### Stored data
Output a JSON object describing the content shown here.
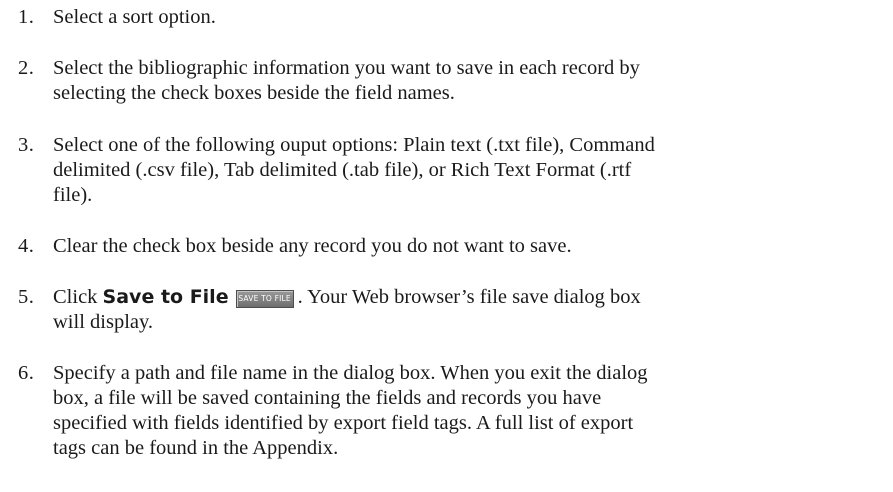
{
  "steps": [
    {
      "number": "1.",
      "lines": [
        "Select a sort option."
      ]
    },
    {
      "number": "2.",
      "lines": [
        "Select the bibliographic information you want to save in each record by",
        "selecting the check boxes beside the field names."
      ]
    },
    {
      "number": "3.",
      "lines": [
        "Select one of the following ouput options: Plain text (.txt file), Command",
        "delimited (.csv file), Tab delimited (.tab file), or Rich Text Format (.rtf",
        "file)."
      ]
    },
    {
      "number": "4.",
      "lines": [
        "Clear the check box beside any record you do not want to save."
      ]
    },
    {
      "number": "5.",
      "prefix": "Click ",
      "bold_label": "Save to File",
      "button_label": "SAVE TO FILE",
      "suffix": ". Your Web browser’s file save dialog box",
      "line2": "will display."
    },
    {
      "number": "6.",
      "lines": [
        "Specify a path and file name in the dialog box. When you exit the dialog",
        "box, a file will be saved containing the fields and records you have",
        "specified with fields identified by export field tags. A full list of export",
        "tags can be found in the Appendix."
      ]
    }
  ]
}
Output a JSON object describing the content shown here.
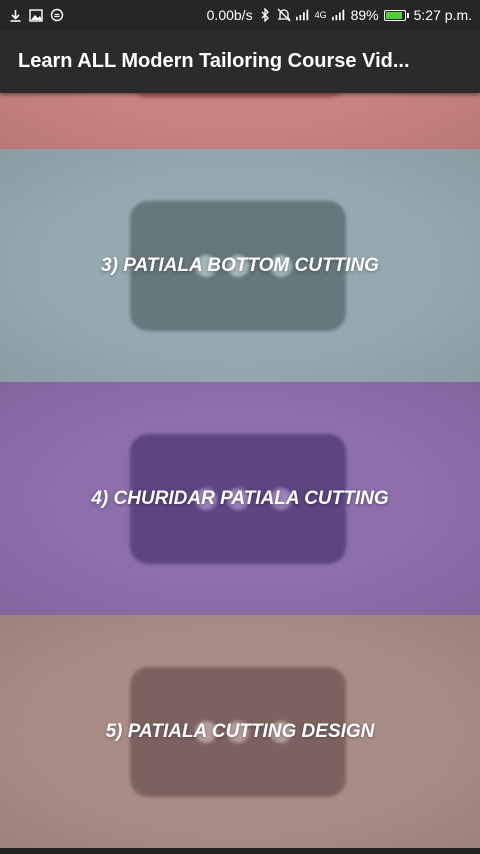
{
  "status_bar": {
    "network_speed": "0.00b/s",
    "network_type": "4G",
    "battery_percent": "89%",
    "battery_level": 0.89,
    "time": "5:27 p.m.",
    "icons": [
      "download-icon",
      "image-icon",
      "sync-icon",
      "bluetooth-icon",
      "mute-icon",
      "signal-icon"
    ]
  },
  "app_bar": {
    "title": "Learn ALL Modern Tailoring Course Vid..."
  },
  "videos": [
    {
      "label": "",
      "bg": "#c98380",
      "thumb": "#b05e5e",
      "dot": "#d9a3a0"
    },
    {
      "label": "3) PATIALA BOTTOM CUTTING",
      "bg": "#94aab0",
      "thumb": "#64777c",
      "dot": "#a7b8bc"
    },
    {
      "label": "4) CHURIDAR PATIALA CUTTING",
      "bg": "#8c6fab",
      "thumb": "#5c4581",
      "dot": "#9c84b9"
    },
    {
      "label": "5) PATIALA CUTTING DESIGN",
      "bg": "#a98c86",
      "thumb": "#7c625e",
      "dot": "#b59f9a"
    }
  ]
}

### Problem description
Take the listing and print it again exactly, but without any pictures.

### Solved problem
Output a JSON object describing the content shown here.
{
  "steps": [
    {
      "number": "1.",
      "lines": [
        "Select a sort option."
      ]
    },
    {
      "number": "2.",
      "lines": [
        "Select the bibliographic information you want to save in each record by",
        "selecting the check boxes beside the field names."
      ]
    },
    {
      "number": "3.",
      "lines": [
        "Select one of the following ouput options: Plain text (.txt file), Command",
        "delimited (.csv file), Tab delimited (.tab file), or Rich Text Format (.rtf",
        "file)."
      ]
    },
    {
      "number": "4.",
      "lines": [
        "Clear the check box beside any record you do not want to save."
      ]
    },
    {
      "number": "5.",
      "prefix": "Click ",
      "bold_label": "Save to File",
      "button_label": "SAVE TO FILE",
      "suffix": ". Your Web browser’s file save dialog box",
      "line2": "will display."
    },
    {
      "number": "6.",
      "lines": [
        "Specify a path and file name in the dialog box. When you exit the dialog",
        "box, a file will be saved containing the fields and records you have",
        "specified with fields identified by export field tags. A full list of export",
        "tags can be found in the Appendix."
      ]
    }
  ]
}
Output a JSON object describing the content shown here.
{
  "status_bar": {
    "network_speed": "0.00b/s",
    "network_type": "4G",
    "battery_percent": "89%",
    "battery_level": 0.89,
    "time": "5:27 p.m.",
    "icons": [
      "download-icon",
      "image-icon",
      "sync-icon",
      "bluetooth-icon",
      "mute-icon",
      "signal-icon"
    ]
  },
  "app_bar": {
    "title": "Learn ALL Modern Tailoring Course Vid..."
  },
  "videos": [
    {
      "label": "",
      "bg": "#c98380",
      "thumb": "#b05e5e",
      "dot": "#d9a3a0"
    },
    {
      "label": "3) PATIALA BOTTOM CUTTING",
      "bg": "#94aab0",
      "thumb": "#64777c",
      "dot": "#a7b8bc"
    },
    {
      "label": "4) CHURIDAR PATIALA CUTTING",
      "bg": "#8c6fab",
      "thumb": "#5c4581",
      "dot": "#9c84b9"
    },
    {
      "label": "5) PATIALA CUTTING DESIGN",
      "bg": "#a98c86",
      "thumb": "#7c625e",
      "dot": "#b59f9a"
    }
  ]
}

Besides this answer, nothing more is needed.